Figure contents as structured data:
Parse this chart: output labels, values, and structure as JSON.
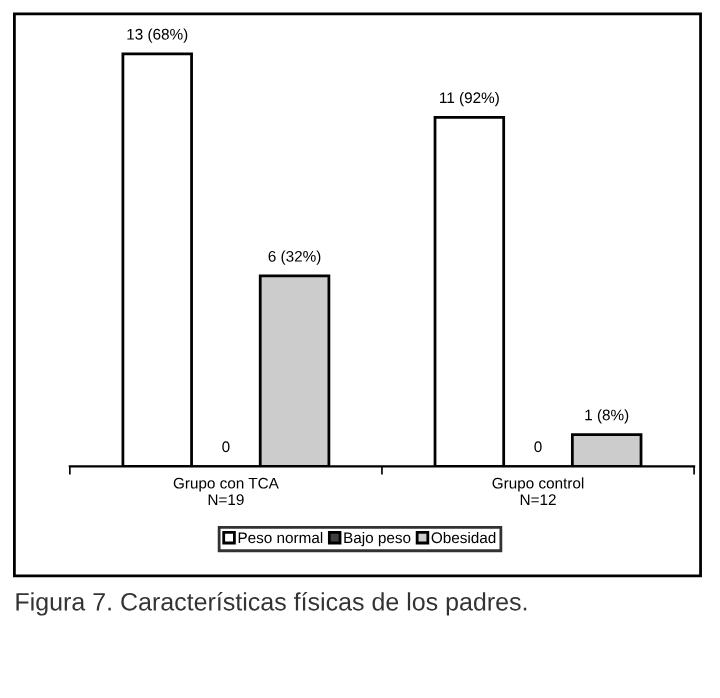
{
  "chart_data": {
    "type": "bar",
    "categories": [
      "Grupo con TCA\nN=19",
      "Grupo control\nN=12"
    ],
    "series": [
      {
        "name": "Peso normal",
        "color": "#ffffff",
        "values": [
          13,
          11
        ],
        "value_labels": [
          "13 (68%)",
          "11 (92%)"
        ]
      },
      {
        "name": "Bajo peso",
        "color": "#404040",
        "values": [
          0,
          0
        ],
        "value_labels": [
          "0",
          "0"
        ]
      },
      {
        "name": "Obesidad",
        "color": "#cccccc",
        "values": [
          6,
          1
        ],
        "value_labels": [
          "6 (32%)",
          "1 (8%)"
        ]
      }
    ],
    "legend": "bottom",
    "grid": false,
    "annotations": [
      "Figura 7. Características físicas de los padres."
    ]
  }
}
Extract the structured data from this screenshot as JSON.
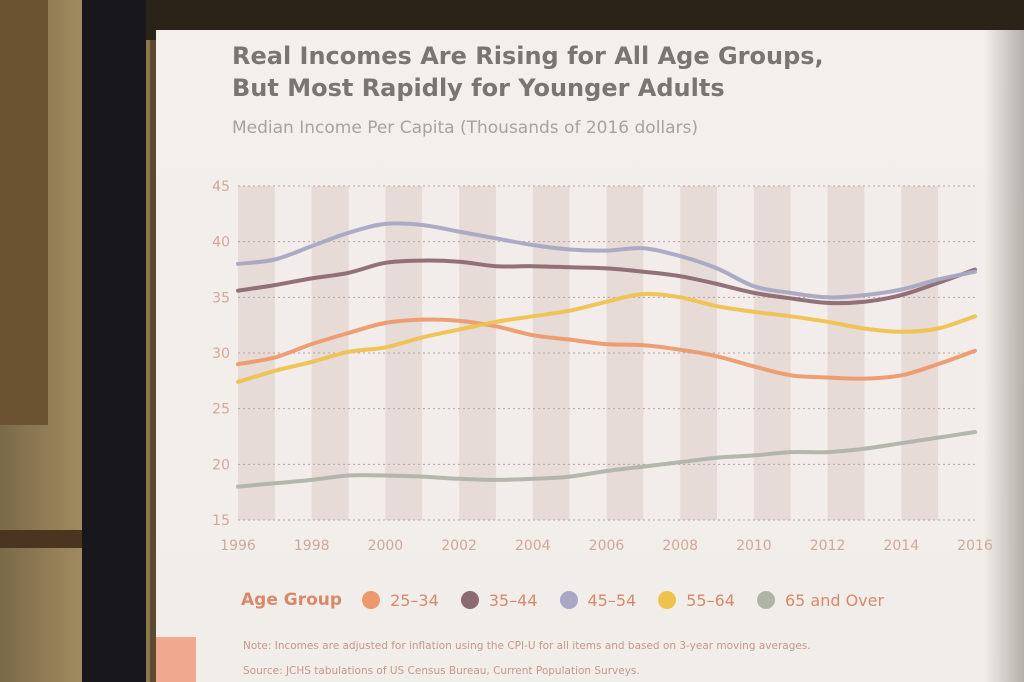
{
  "slide": {
    "title_line1": "Real Incomes Are Rising for All Age Groups,",
    "title_line2": "But Most Rapidly for Younger Adults",
    "subtitle": "Median Income Per Capita (Thousands of 2016 dollars)",
    "note": "Note: Incomes are adjusted for inflation using the CPI-U for all items and based on 3-year moving averages.",
    "source": "Source: JCHS tabulations of US Census Bureau, Current Population Surveys."
  },
  "legend": {
    "title": "Age Group",
    "items": [
      {
        "label": "25–34",
        "color": "#ec9a6c"
      },
      {
        "label": "35–44",
        "color": "#8c6a72"
      },
      {
        "label": "45–54",
        "color": "#a8a8c4"
      },
      {
        "label": "55–64",
        "color": "#efc24e"
      },
      {
        "label": "65 and Over",
        "color": "#b0b4a8"
      }
    ]
  },
  "chart_data": {
    "type": "line",
    "title": "Median Income Per Capita (Thousands of 2016 dollars)",
    "x": [
      1996,
      1997,
      1998,
      1999,
      2000,
      2001,
      2002,
      2003,
      2004,
      2005,
      2006,
      2007,
      2008,
      2009,
      2010,
      2011,
      2012,
      2013,
      2014,
      2015,
      2016
    ],
    "x_tick_labels": [
      "1996",
      "1998",
      "2000",
      "2002",
      "2004",
      "2006",
      "2008",
      "2010",
      "2012",
      "2014",
      "2016"
    ],
    "ylim": [
      15,
      45
    ],
    "y_ticks": [
      15,
      20,
      25,
      30,
      35,
      40,
      45
    ],
    "grid": true,
    "legend_title": "Age Group",
    "legend_position": "bottom",
    "series": [
      {
        "name": "25–34",
        "color": "#ec9a6c",
        "values": [
          29.0,
          29.6,
          30.8,
          31.8,
          32.7,
          33.0,
          32.9,
          32.4,
          31.6,
          31.2,
          30.8,
          30.7,
          30.3,
          29.7,
          28.8,
          28.0,
          27.8,
          27.7,
          28.0,
          29.0,
          30.2
        ]
      },
      {
        "name": "35–44",
        "color": "#8c6a72",
        "values": [
          35.6,
          36.1,
          36.7,
          37.2,
          38.1,
          38.3,
          38.2,
          37.8,
          37.8,
          37.7,
          37.6,
          37.3,
          36.9,
          36.2,
          35.4,
          34.9,
          34.5,
          34.6,
          35.2,
          36.3,
          37.5
        ]
      },
      {
        "name": "45–54",
        "color": "#a8a8c4",
        "values": [
          38.0,
          38.4,
          39.6,
          40.8,
          41.6,
          41.5,
          40.9,
          40.3,
          39.7,
          39.3,
          39.2,
          39.4,
          38.7,
          37.6,
          36.0,
          35.4,
          35.0,
          35.2,
          35.7,
          36.6,
          37.3
        ]
      },
      {
        "name": "55–64",
        "color": "#efc24e",
        "values": [
          27.4,
          28.4,
          29.2,
          30.1,
          30.5,
          31.4,
          32.1,
          32.8,
          33.3,
          33.8,
          34.6,
          35.3,
          35.0,
          34.2,
          33.7,
          33.3,
          32.8,
          32.2,
          31.9,
          32.2,
          33.3
        ]
      },
      {
        "name": "65 and Over",
        "color": "#b0b4a8",
        "values": [
          18.0,
          18.3,
          18.6,
          19.0,
          19.0,
          18.9,
          18.7,
          18.6,
          18.7,
          18.9,
          19.4,
          19.8,
          20.2,
          20.6,
          20.8,
          21.1,
          21.1,
          21.4,
          21.9,
          22.4,
          22.9
        ]
      }
    ]
  }
}
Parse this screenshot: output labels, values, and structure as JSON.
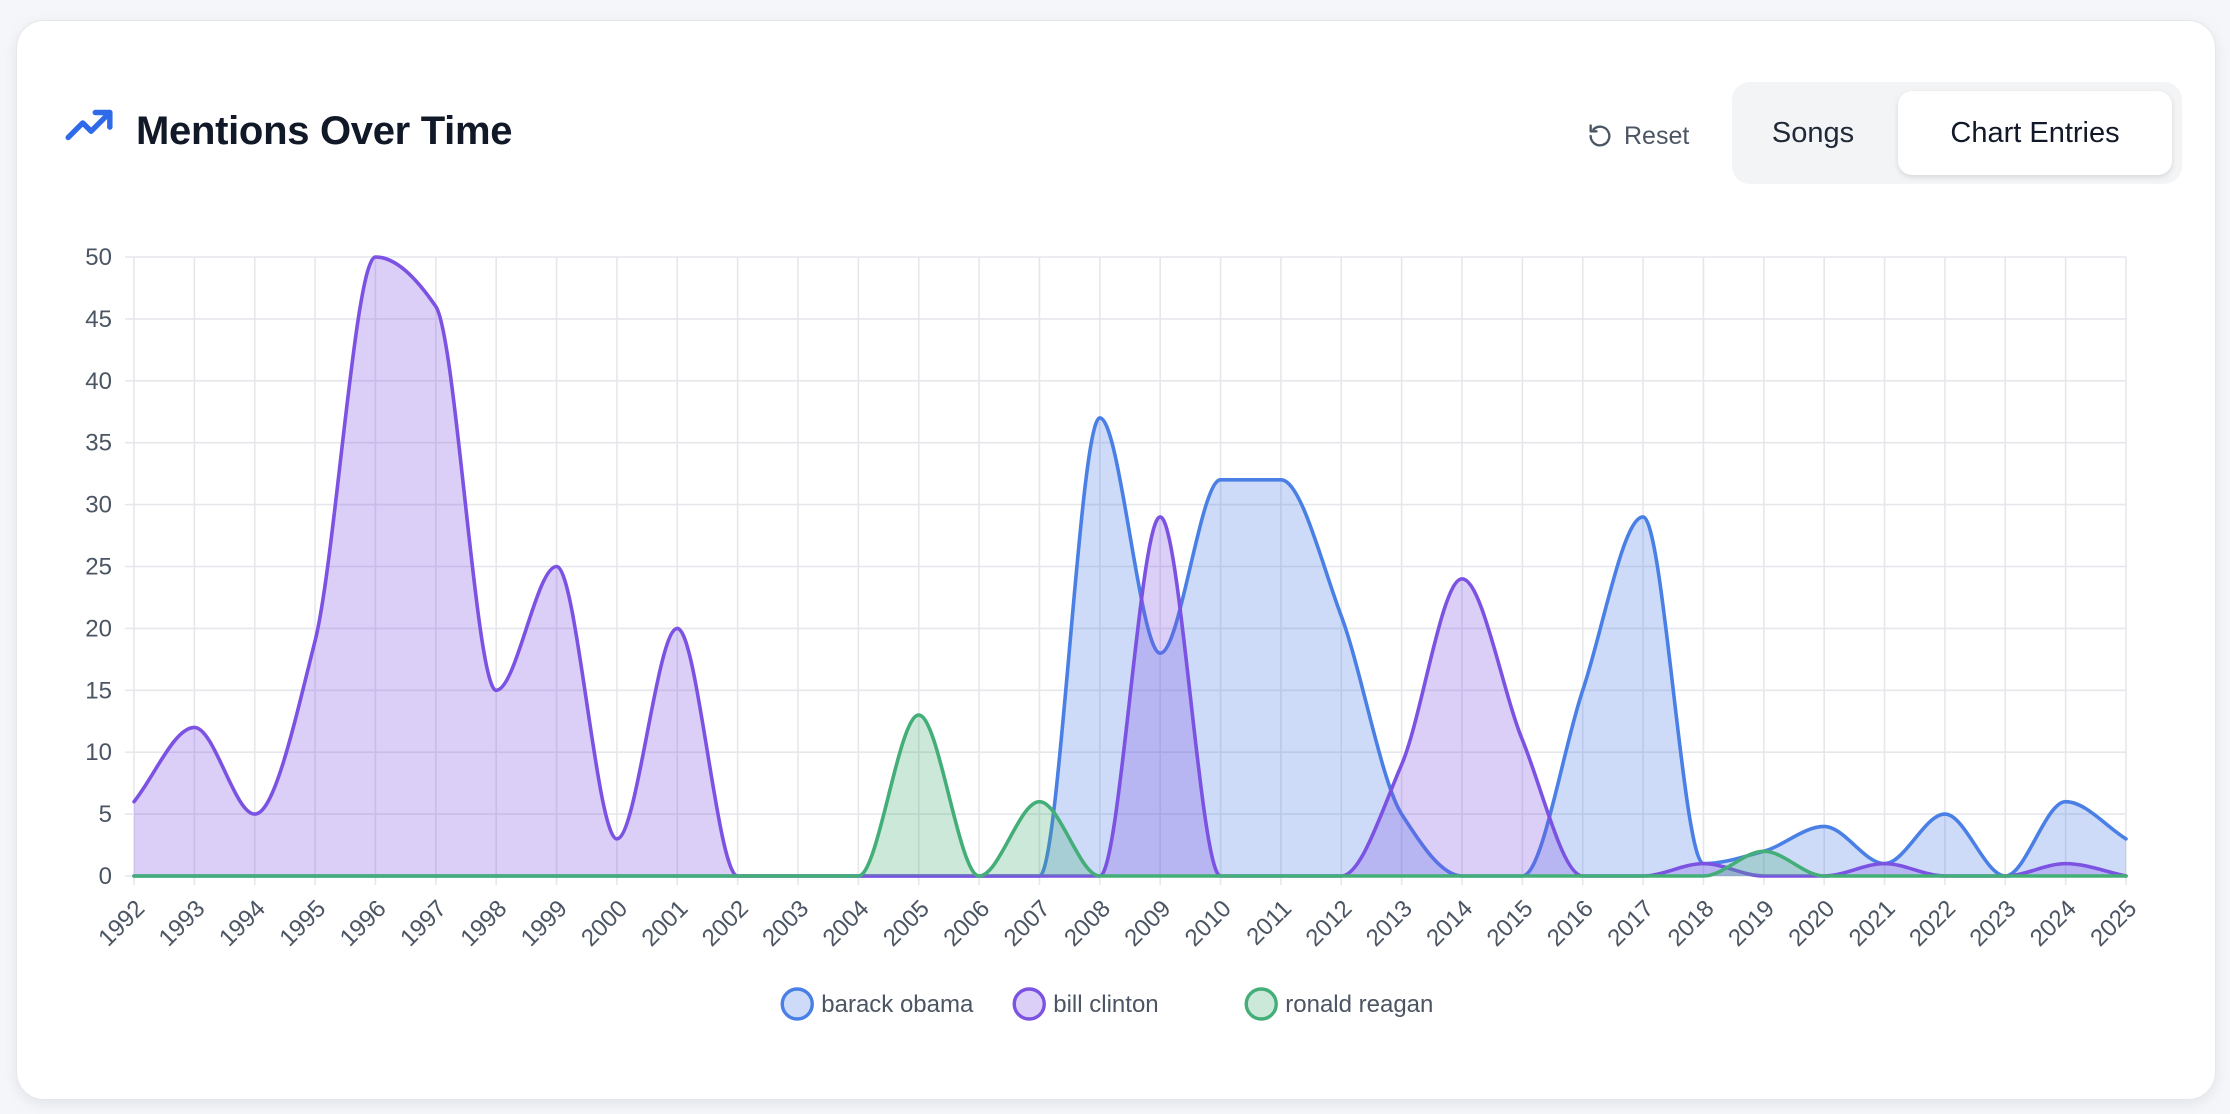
{
  "header": {
    "title": "Mentions Over Time",
    "icon": "trending-up-icon",
    "reset_label": "Reset",
    "toggle": {
      "options": [
        "Songs",
        "Chart Entries"
      ],
      "selected": "Chart Entries"
    }
  },
  "colors": {
    "barack obama": "#4a7fe6",
    "bill clinton": "#7c52e3",
    "ronald reagan": "#44ae78"
  },
  "chart_data": {
    "type": "area",
    "x": [
      1992,
      1993,
      1994,
      1995,
      1996,
      1997,
      1998,
      1999,
      2000,
      2001,
      2002,
      2003,
      2004,
      2005,
      2006,
      2007,
      2008,
      2009,
      2010,
      2011,
      2012,
      2013,
      2014,
      2015,
      2016,
      2017,
      2018,
      2019,
      2020,
      2021,
      2022,
      2023,
      2024,
      2025
    ],
    "ylim": [
      0,
      50
    ],
    "yticks": [
      0,
      5,
      10,
      15,
      20,
      25,
      30,
      35,
      40,
      45,
      50
    ],
    "grid": true,
    "legend": "bottom-center",
    "series": [
      {
        "name": "barack obama",
        "values": [
          0,
          0,
          0,
          0,
          0,
          0,
          0,
          0,
          0,
          0,
          0,
          0,
          0,
          0,
          0,
          0,
          37,
          18,
          32,
          32,
          21,
          5,
          0,
          0,
          15,
          29,
          1,
          2,
          4,
          1,
          5,
          0,
          6,
          3
        ]
      },
      {
        "name": "bill clinton",
        "values": [
          6,
          12,
          5,
          19,
          50,
          46,
          15,
          25,
          3,
          20,
          0,
          0,
          0,
          0,
          0,
          0,
          0,
          29,
          0,
          0,
          0,
          9,
          24,
          11,
          0,
          0,
          1,
          0,
          0,
          1,
          0,
          0,
          1,
          0
        ]
      },
      {
        "name": "ronald reagan",
        "values": [
          0,
          0,
          0,
          0,
          0,
          0,
          0,
          0,
          0,
          0,
          0,
          0,
          0,
          13,
          0,
          6,
          0,
          0,
          0,
          0,
          0,
          0,
          0,
          0,
          0,
          0,
          0,
          2,
          0,
          0,
          0,
          0,
          0,
          0
        ]
      }
    ]
  }
}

• _WHAT THE TASK REQUIRES_: Write out the listing word for word, omitting the pictures it holds.

• _TASK SOLUTION_:
Parse this chart: output labels, values, and structure as JSON.
{
  "chart_data": {
    "type": "bar",
    "categories": [
      "Grupo con TCA\nN=19",
      "Grupo control\nN=12"
    ],
    "series": [
      {
        "name": "Peso normal",
        "color": "#ffffff",
        "values": [
          13,
          11
        ],
        "value_labels": [
          "13 (68%)",
          "11 (92%)"
        ]
      },
      {
        "name": "Bajo peso",
        "color": "#404040",
        "values": [
          0,
          0
        ],
        "value_labels": [
          "0",
          "0"
        ]
      },
      {
        "name": "Obesidad",
        "color": "#cccccc",
        "values": [
          6,
          1
        ],
        "value_labels": [
          "6 (32%)",
          "1 (8%)"
        ]
      }
    ],
    "legend": "bottom",
    "grid": false,
    "annotations": [
      "Figura 7. Características físicas de los padres."
    ]
  }
}
Extract the structured data from this screenshot as JSON.
{
  "slide": {
    "title_line1": "Real Incomes Are Rising for All Age Groups,",
    "title_line2": "But Most Rapidly for Younger Adults",
    "subtitle": "Median Income Per Capita (Thousands of 2016 dollars)",
    "note": "Note: Incomes are adjusted for inflation using the CPI-U for all items and based on 3-year moving averages.",
    "source": "Source: JCHS tabulations of US Census Bureau, Current Population Surveys."
  },
  "legend": {
    "title": "Age Group",
    "items": [
      {
        "label": "25–34",
        "color": "#ec9a6c"
      },
      {
        "label": "35–44",
        "color": "#8c6a72"
      },
      {
        "label": "45–54",
        "color": "#a8a8c4"
      },
      {
        "label": "55–64",
        "color": "#efc24e"
      },
      {
        "label": "65 and Over",
        "color": "#b0b4a8"
      }
    ]
  },
  "chart_data": {
    "type": "line",
    "title": "Median Income Per Capita (Thousands of 2016 dollars)",
    "x": [
      1996,
      1997,
      1998,
      1999,
      2000,
      2001,
      2002,
      2003,
      2004,
      2005,
      2006,
      2007,
      2008,
      2009,
      2010,
      2011,
      2012,
      2013,
      2014,
      2015,
      2016
    ],
    "x_tick_labels": [
      "1996",
      "1998",
      "2000",
      "2002",
      "2004",
      "2006",
      "2008",
      "2010",
      "2012",
      "2014",
      "2016"
    ],
    "ylim": [
      15,
      45
    ],
    "y_ticks": [
      15,
      20,
      25,
      30,
      35,
      40,
      45
    ],
    "grid": true,
    "legend_title": "Age Group",
    "legend_position": "bottom",
    "series": [
      {
        "name": "25–34",
        "color": "#ec9a6c",
        "values": [
          29.0,
          29.6,
          30.8,
          31.8,
          32.7,
          33.0,
          32.9,
          32.4,
          31.6,
          31.2,
          30.8,
          30.7,
          30.3,
          29.7,
          28.8,
          28.0,
          27.8,
          27.7,
          28.0,
          29.0,
          30.2
        ]
      },
      {
        "name": "35–44",
        "color": "#8c6a72",
        "values": [
          35.6,
          36.1,
          36.7,
          37.2,
          38.1,
          38.3,
          38.2,
          37.8,
          37.8,
          37.7,
          37.6,
          37.3,
          36.9,
          36.2,
          35.4,
          34.9,
          34.5,
          34.6,
          35.2,
          36.3,
          37.5
        ]
      },
      {
        "name": "45–54",
        "color": "#a8a8c4",
        "values": [
          38.0,
          38.4,
          39.6,
          40.8,
          41.6,
          41.5,
          40.9,
          40.3,
          39.7,
          39.3,
          39.2,
          39.4,
          38.7,
          37.6,
          36.0,
          35.4,
          35.0,
          35.2,
          35.7,
          36.6,
          37.3
        ]
      },
      {
        "name": "55–64",
        "color": "#efc24e",
        "values": [
          27.4,
          28.4,
          29.2,
          30.1,
          30.5,
          31.4,
          32.1,
          32.8,
          33.3,
          33.8,
          34.6,
          35.3,
          35.0,
          34.2,
          33.7,
          33.3,
          32.8,
          32.2,
          31.9,
          32.2,
          33.3
        ]
      },
      {
        "name": "65 and Over",
        "color": "#b0b4a8",
        "values": [
          18.0,
          18.3,
          18.6,
          19.0,
          19.0,
          18.9,
          18.7,
          18.6,
          18.7,
          18.9,
          19.4,
          19.8,
          20.2,
          20.6,
          20.8,
          21.1,
          21.1,
          21.4,
          21.9,
          22.4,
          22.9
        ]
      }
    ]
  }
}
Parse this screenshot: output labels, values, and structure as JSON.
{
  "header": {
    "title": "Mentions Over Time",
    "icon": "trending-up-icon",
    "reset_label": "Reset",
    "toggle": {
      "options": [
        "Songs",
        "Chart Entries"
      ],
      "selected": "Chart Entries"
    }
  },
  "colors": {
    "barack obama": "#4a7fe6",
    "bill clinton": "#7c52e3",
    "ronald reagan": "#44ae78"
  },
  "chart_data": {
    "type": "area",
    "x": [
      1992,
      1993,
      1994,
      1995,
      1996,
      1997,
      1998,
      1999,
      2000,
      2001,
      2002,
      2003,
      2004,
      2005,
      2006,
      2007,
      2008,
      2009,
      2010,
      2011,
      2012,
      2013,
      2014,
      2015,
      2016,
      2017,
      2018,
      2019,
      2020,
      2021,
      2022,
      2023,
      2024,
      2025
    ],
    "ylim": [
      0,
      50
    ],
    "yticks": [
      0,
      5,
      10,
      15,
      20,
      25,
      30,
      35,
      40,
      45,
      50
    ],
    "grid": true,
    "legend": "bottom-center",
    "series": [
      {
        "name": "barack obama",
        "values": [
          0,
          0,
          0,
          0,
          0,
          0,
          0,
          0,
          0,
          0,
          0,
          0,
          0,
          0,
          0,
          0,
          37,
          18,
          32,
          32,
          21,
          5,
          0,
          0,
          15,
          29,
          1,
          2,
          4,
          1,
          5,
          0,
          6,
          3
        ]
      },
      {
        "name": "bill clinton",
        "values": [
          6,
          12,
          5,
          19,
          50,
          46,
          15,
          25,
          3,
          20,
          0,
          0,
          0,
          0,
          0,
          0,
          0,
          29,
          0,
          0,
          0,
          9,
          24,
          11,
          0,
          0,
          1,
          0,
          0,
          1,
          0,
          0,
          1,
          0
        ]
      },
      {
        "name": "ronald reagan",
        "values": [
          0,
          0,
          0,
          0,
          0,
          0,
          0,
          0,
          0,
          0,
          0,
          0,
          0,
          13,
          0,
          6,
          0,
          0,
          0,
          0,
          0,
          0,
          0,
          0,
          0,
          0,
          0,
          2,
          0,
          0,
          0,
          0,
          0,
          0
        ]
      }
    ]
  }
}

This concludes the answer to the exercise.